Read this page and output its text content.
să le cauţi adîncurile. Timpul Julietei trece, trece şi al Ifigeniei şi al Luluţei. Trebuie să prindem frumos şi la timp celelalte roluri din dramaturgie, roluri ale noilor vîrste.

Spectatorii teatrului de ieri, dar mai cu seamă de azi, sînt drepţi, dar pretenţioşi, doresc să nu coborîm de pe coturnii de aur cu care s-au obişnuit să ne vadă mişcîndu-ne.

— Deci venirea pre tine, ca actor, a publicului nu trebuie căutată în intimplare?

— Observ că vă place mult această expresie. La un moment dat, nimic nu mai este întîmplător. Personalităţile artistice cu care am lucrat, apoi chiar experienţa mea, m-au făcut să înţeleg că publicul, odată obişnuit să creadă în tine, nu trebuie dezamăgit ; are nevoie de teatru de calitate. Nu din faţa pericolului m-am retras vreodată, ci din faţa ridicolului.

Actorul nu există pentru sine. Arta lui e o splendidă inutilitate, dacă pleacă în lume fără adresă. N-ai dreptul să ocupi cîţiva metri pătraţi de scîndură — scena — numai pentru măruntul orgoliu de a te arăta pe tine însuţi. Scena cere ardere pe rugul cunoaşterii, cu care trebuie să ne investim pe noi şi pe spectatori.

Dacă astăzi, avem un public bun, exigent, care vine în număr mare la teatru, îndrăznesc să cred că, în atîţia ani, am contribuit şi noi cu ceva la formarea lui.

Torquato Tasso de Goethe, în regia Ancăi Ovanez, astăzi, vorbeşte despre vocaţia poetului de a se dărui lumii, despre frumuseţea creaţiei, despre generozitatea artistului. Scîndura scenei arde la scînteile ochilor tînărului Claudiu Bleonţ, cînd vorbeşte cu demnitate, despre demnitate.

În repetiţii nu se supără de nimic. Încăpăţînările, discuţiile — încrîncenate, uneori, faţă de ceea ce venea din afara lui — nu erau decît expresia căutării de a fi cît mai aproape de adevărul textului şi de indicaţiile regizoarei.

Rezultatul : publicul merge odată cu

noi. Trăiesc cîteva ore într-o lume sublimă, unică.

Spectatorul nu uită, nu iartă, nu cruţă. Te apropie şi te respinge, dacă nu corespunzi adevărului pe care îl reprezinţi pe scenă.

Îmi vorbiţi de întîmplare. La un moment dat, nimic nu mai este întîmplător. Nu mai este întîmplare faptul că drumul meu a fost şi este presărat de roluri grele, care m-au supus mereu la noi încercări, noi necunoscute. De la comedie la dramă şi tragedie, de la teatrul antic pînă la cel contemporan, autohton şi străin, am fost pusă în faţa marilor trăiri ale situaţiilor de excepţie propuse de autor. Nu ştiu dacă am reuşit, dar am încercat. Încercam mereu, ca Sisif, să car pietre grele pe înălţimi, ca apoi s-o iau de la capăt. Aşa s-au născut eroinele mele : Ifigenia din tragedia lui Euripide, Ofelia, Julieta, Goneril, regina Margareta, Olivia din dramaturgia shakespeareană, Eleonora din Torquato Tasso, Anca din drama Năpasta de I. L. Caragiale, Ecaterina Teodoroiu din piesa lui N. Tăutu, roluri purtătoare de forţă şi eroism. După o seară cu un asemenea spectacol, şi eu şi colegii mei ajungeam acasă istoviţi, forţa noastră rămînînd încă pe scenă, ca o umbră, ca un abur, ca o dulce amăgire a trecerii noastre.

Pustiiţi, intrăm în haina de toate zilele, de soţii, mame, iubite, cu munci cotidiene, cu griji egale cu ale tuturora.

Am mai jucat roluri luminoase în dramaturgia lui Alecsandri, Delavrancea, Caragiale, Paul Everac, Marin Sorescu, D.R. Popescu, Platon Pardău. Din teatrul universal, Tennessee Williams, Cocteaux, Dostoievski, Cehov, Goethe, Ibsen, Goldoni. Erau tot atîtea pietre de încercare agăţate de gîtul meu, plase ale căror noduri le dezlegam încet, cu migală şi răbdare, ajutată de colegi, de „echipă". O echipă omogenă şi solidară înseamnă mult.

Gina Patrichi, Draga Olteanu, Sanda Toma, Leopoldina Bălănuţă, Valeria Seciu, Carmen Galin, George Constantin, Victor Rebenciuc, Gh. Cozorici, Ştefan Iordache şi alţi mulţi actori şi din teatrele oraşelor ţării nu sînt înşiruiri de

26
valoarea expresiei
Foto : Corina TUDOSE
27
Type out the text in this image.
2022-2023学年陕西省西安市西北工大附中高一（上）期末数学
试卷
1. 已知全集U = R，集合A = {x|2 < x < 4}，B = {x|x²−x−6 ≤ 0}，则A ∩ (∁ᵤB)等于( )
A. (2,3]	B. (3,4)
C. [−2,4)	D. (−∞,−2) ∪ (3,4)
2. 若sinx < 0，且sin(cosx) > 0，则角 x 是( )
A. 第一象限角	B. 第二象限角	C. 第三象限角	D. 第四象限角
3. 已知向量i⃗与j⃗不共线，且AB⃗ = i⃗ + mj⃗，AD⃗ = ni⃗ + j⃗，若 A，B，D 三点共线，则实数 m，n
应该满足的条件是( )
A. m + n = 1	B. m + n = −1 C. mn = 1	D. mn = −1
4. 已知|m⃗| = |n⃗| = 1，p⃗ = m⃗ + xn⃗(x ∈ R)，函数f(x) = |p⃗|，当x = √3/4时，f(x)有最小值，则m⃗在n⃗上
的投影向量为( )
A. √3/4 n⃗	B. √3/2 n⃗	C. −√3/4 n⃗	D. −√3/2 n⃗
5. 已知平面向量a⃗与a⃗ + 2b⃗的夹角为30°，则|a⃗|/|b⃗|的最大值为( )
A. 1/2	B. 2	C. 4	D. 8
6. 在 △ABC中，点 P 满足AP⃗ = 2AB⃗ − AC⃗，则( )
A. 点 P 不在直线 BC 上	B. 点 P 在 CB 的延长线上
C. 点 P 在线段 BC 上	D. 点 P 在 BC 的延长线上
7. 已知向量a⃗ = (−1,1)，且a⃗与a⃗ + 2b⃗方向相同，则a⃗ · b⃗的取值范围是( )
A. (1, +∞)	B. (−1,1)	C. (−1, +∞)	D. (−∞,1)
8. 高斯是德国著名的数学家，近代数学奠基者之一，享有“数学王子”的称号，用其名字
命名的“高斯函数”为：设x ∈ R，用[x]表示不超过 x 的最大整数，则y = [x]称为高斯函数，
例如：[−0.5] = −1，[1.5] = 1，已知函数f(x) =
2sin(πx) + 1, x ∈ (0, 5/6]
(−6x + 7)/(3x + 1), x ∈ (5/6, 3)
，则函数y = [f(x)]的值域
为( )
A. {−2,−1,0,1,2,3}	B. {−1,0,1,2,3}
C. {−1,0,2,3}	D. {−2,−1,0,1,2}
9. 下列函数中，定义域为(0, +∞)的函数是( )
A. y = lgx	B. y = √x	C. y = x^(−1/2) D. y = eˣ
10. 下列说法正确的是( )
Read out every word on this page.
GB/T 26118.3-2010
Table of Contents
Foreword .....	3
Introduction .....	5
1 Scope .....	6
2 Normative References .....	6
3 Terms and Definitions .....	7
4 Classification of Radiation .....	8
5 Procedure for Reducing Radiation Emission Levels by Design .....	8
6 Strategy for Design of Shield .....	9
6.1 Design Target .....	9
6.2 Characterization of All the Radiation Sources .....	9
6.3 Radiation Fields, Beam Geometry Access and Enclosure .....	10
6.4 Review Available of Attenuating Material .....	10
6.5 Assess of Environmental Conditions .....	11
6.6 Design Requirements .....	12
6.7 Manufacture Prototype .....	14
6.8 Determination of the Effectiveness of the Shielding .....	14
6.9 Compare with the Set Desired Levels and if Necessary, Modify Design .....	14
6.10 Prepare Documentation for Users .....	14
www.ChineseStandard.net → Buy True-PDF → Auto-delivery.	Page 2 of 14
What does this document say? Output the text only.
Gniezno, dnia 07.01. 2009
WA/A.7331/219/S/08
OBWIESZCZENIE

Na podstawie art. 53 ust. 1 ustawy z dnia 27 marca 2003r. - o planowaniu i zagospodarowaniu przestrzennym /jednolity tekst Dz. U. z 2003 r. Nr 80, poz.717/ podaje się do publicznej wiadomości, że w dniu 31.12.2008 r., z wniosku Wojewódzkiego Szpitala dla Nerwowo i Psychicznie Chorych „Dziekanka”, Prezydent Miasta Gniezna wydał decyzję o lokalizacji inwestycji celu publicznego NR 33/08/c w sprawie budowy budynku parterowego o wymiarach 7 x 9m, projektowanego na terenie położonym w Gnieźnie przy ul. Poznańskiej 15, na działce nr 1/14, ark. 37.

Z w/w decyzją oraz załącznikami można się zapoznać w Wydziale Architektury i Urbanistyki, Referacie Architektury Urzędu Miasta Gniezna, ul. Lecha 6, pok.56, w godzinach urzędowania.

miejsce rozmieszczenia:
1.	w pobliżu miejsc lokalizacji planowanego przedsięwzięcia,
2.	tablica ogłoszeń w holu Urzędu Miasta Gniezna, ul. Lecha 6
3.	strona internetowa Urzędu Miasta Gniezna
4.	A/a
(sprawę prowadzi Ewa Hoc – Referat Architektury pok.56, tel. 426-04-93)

★ ★ ★ ★ ★ ★ ★

§ Job: List each line in the listing that contains the string "Architektury".

§ Complete output:
Z w/w decyzją oraz załącznikami można się zapoznać w Wydziale Architektury i Urbanistyki, Referacie Architektury Urzędu Miasta Gniezna, ul. Lecha 6, pok.56, w godzinach urzędowania.
(sprawę prowadzi Ewa Hoc – Referat Architektury pok.56, tel. 426-04-93)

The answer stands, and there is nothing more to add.